— Start DATA IN THIS EXERCISE —

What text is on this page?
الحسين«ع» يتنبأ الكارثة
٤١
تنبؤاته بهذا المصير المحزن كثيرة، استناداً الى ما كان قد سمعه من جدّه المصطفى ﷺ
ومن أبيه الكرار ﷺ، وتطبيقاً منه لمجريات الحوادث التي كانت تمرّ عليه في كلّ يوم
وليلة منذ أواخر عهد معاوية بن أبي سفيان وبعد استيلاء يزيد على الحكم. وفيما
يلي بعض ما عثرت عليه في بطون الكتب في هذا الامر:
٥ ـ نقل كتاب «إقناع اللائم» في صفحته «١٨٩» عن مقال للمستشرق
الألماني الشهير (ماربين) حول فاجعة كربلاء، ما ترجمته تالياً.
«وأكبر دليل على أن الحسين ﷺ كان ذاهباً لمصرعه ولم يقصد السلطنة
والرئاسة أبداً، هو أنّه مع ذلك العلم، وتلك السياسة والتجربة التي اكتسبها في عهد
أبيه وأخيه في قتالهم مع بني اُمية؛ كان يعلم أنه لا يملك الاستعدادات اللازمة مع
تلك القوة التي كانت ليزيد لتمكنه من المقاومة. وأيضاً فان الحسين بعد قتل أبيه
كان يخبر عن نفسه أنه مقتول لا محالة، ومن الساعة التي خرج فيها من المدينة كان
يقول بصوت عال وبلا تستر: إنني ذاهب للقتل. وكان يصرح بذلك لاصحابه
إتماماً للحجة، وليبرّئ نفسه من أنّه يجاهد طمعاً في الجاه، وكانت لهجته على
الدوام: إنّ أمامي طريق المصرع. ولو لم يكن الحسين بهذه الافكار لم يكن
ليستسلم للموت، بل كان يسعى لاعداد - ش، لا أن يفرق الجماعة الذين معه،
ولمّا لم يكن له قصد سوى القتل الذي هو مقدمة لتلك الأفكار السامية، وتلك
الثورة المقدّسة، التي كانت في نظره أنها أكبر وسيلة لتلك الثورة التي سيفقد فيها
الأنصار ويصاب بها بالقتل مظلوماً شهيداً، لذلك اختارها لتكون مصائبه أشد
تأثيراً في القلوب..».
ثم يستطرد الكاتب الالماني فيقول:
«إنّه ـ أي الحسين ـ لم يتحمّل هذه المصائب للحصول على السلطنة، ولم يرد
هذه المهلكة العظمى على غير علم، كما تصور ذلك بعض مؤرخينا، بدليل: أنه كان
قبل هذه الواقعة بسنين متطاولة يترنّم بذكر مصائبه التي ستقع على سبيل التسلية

— End DATA IN THIS EXERCISE —

Each line of the listing should be copied exactly.

#### OUTPUT
What text is on this page?
الحسين«ع» يتنبأ الكارثة
٤١
تنبؤاته بهذا المصير المحزن كثيرة، استناداً الى ما كان قد سمعه من جدّه المصطفى ﷺ
ومن أبيه الكرار ﷺ، وتطبيقاً منه لمجريات الحوادث التي كانت تمرّ عليه في كلّ يوم
وليلة منذ أواخر عهد معاوية بن أبي سفيان وبعد استيلاء يزيد على الحكم. وفيما
يلي بعض ما عثرت عليه في بطون الكتب في هذا الامر:
٥ ـ نقل كتاب «إقناع اللائم» في صفحته «١٨٩» عن مقال للمستشرق
الألماني الشهير (ماربين) حول فاجعة كربلاء، ما ترجمته تالياً.
«وأكبر دليل على أن الحسين ﷺ كان ذاهباً لمصرعه ولم يقصد السلطنة
والرئاسة أبداً، هو أنّه مع ذلك العلم، وتلك السياسة والتجربة التي اكتسبها في عهد
أبيه وأخيه في قتالهم مع بني اُمية؛ كان يعلم أنه لا يملك الاستعدادات اللازمة مع
تلك القوة التي كانت ليزيد لتمكنه من المقاومة. وأيضاً فان الحسين بعد قتل أبيه
كان يخبر عن نفسه أنه مقتول لا محالة، ومن الساعة التي خرج فيها من المدينة كان
يقول بصوت عال وبلا تستر: إنني ذاهب للقتل. وكان يصرح بذلك لاصحابه
إتماماً للحجة، وليبرّئ نفسه من أنّه يجاهد طمعاً في الجاه، وكانت لهجته على
الدوام: إنّ أمامي طريق المصرع. ولو لم يكن الحسين بهذه الافكار لم يكن
ليستسلم للموت، بل كان يسعى لاعداد - ش، لا أن يفرق الجماعة الذين معه،
ولمّا لم يكن له قصد سوى القتل الذي هو مقدمة لتلك الأفكار السامية، وتلك
الثورة المقدّسة، التي كانت في نظره أنها أكبر وسيلة لتلك الثورة التي سيفقد فيها
الأنصار ويصاب بها بالقتل مظلوماً شهيداً، لذلك اختارها لتكون مصائبه أشد
تأثيراً في القلوب..».
ثم يستطرد الكاتب الالماني فيقول:
«إنّه ـ أي الحسين ـ لم يتحمّل هذه المصائب للحصول على السلطنة، ولم يرد
هذه المهلكة العظمى على غير علم، كما تصور ذلك بعض مؤرخينا، بدليل: أنه كان
قبل هذه الواقعة بسنين متطاولة يترنّم بذكر مصائبه التي ستقع على سبيل التسلية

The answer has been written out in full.